[Source listing]
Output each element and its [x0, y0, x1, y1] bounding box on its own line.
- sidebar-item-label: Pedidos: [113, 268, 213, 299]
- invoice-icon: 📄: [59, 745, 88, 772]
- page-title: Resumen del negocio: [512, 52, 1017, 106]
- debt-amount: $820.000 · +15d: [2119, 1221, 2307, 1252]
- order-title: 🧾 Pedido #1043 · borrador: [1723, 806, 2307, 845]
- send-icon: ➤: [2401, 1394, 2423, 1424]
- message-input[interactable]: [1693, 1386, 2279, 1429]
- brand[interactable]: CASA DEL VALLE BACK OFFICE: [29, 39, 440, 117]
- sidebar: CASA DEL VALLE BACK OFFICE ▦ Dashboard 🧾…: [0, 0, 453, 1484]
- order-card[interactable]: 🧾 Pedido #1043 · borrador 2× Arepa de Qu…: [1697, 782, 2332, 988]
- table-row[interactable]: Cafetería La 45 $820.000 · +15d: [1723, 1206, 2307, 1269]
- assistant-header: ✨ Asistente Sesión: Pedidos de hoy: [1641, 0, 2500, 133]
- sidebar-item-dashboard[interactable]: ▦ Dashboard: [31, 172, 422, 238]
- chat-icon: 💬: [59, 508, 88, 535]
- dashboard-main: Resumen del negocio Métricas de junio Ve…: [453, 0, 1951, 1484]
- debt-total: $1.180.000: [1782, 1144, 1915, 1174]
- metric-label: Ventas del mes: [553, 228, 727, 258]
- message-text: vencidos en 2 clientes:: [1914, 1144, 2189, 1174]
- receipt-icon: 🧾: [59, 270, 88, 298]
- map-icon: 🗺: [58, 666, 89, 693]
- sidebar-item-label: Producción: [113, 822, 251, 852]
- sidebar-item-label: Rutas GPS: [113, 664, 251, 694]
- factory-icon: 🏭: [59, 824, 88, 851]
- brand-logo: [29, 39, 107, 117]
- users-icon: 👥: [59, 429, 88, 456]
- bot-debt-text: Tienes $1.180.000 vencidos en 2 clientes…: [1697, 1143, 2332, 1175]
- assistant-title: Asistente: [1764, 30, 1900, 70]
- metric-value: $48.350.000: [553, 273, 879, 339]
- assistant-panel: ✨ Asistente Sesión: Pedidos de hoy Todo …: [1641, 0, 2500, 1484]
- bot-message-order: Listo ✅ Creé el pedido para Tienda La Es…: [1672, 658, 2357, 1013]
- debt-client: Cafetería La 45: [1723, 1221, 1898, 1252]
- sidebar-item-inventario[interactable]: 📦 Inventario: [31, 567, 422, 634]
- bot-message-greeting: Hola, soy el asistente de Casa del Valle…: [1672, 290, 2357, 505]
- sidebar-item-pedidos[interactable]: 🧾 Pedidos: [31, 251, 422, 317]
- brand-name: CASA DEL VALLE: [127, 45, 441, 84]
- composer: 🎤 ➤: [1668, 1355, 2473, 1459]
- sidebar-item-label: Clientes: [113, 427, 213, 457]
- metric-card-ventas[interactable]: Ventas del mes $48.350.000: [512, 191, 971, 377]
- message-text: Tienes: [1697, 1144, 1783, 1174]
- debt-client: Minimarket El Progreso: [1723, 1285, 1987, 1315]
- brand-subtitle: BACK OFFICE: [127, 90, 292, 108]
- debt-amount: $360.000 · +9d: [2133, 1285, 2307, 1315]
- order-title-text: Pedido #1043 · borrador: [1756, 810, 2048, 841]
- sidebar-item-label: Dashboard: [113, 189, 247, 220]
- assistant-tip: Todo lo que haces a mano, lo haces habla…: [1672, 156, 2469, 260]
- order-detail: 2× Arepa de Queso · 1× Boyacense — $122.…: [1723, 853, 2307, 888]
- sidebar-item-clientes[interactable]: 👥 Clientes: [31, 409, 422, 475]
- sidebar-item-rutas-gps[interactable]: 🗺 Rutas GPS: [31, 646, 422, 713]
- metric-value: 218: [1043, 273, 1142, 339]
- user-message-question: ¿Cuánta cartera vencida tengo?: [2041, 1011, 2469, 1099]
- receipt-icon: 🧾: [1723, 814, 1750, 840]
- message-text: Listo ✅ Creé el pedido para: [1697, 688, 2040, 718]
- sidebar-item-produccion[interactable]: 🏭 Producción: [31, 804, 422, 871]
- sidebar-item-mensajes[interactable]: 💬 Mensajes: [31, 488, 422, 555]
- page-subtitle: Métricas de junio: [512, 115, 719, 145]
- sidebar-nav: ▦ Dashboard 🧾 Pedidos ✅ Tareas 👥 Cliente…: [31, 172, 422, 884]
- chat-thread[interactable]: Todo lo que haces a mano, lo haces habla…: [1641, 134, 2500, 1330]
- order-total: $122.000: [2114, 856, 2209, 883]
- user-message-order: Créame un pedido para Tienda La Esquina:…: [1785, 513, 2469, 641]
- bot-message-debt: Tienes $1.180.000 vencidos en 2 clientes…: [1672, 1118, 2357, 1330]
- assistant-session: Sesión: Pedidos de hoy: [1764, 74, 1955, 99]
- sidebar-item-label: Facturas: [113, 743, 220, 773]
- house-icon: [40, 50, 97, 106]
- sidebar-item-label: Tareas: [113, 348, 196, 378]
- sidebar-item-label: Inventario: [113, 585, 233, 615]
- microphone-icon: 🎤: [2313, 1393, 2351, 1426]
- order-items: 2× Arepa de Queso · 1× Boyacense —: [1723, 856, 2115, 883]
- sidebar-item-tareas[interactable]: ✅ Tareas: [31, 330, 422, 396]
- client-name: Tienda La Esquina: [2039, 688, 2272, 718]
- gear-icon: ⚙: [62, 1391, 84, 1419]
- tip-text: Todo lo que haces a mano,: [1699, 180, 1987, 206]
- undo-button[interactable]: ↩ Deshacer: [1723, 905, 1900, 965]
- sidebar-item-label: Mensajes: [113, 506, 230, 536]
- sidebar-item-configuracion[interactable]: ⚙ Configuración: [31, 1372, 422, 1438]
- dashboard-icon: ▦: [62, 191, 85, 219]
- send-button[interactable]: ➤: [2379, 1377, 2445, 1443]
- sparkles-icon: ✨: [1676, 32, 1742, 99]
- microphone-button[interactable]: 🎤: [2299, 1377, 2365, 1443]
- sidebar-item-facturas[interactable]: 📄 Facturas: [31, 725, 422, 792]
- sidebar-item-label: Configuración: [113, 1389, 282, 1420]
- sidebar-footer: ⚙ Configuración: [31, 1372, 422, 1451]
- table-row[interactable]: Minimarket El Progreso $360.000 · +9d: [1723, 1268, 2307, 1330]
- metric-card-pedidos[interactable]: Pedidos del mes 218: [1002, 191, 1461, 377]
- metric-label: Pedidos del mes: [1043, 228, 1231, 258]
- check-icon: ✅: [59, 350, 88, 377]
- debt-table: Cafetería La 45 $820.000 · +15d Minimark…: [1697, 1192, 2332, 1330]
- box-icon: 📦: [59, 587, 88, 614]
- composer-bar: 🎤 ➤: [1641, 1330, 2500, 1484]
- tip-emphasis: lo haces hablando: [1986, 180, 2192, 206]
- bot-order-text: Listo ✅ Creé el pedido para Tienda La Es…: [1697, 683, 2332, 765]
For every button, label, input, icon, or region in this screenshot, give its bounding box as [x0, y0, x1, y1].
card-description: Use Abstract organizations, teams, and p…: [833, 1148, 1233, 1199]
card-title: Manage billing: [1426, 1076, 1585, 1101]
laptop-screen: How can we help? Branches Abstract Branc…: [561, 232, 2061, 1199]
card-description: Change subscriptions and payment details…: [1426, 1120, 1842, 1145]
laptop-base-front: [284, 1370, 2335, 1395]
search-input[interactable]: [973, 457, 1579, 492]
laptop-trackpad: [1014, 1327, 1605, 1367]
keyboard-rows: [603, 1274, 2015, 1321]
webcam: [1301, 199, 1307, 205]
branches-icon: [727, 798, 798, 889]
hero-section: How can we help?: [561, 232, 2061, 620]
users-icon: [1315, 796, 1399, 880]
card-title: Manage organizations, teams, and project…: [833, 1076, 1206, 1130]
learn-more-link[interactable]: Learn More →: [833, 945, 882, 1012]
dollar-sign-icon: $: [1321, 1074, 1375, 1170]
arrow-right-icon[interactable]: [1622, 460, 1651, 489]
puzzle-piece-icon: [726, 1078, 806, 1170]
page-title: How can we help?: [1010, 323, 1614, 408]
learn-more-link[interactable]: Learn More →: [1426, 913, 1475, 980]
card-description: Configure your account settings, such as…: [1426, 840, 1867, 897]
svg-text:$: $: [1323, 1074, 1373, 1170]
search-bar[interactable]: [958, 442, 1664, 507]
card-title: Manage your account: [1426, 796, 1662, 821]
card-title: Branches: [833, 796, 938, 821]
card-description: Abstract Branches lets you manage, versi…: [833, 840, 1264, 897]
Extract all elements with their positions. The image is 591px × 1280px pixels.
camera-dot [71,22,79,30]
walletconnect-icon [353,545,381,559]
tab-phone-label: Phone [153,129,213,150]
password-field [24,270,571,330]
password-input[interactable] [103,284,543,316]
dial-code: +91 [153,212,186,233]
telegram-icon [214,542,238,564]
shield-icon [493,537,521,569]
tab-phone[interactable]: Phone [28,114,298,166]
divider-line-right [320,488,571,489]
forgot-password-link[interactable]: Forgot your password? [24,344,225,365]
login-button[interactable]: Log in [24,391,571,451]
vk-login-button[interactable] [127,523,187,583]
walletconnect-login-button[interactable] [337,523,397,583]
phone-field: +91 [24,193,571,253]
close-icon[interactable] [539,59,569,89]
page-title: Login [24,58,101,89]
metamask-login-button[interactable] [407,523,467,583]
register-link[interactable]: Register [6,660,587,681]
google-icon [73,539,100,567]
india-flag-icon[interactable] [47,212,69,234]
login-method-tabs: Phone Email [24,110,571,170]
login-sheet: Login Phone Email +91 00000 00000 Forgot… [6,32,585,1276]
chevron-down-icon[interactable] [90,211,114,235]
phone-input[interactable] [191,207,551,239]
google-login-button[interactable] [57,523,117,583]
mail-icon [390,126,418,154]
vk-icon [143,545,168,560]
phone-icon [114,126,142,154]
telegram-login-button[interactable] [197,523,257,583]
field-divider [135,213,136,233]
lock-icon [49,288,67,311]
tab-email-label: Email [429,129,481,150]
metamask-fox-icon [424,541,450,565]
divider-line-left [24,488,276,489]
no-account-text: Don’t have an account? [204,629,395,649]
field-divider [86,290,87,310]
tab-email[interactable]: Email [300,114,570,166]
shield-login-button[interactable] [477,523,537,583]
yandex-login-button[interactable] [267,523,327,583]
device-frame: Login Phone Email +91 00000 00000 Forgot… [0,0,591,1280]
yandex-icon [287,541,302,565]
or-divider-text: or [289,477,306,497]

● THE TASK: Output as a JSON list of strings the lines from the start of the listing through the line containing "- page-title: Resumen", both included, one string per line and blank lines omitted.

● RESPONSE TO THIS TASK:
[
  "Output each element and its [x0, y0, x1, y1] bounding box on its own line.",
  "- sidebar-item-label: Pedidos: [113, 268, 213, 299]",
  "- invoice-icon: 📄: [59, 745, 88, 772]",
  "- page-title: Resumen del negocio: [512, 52, 1017, 106]"
]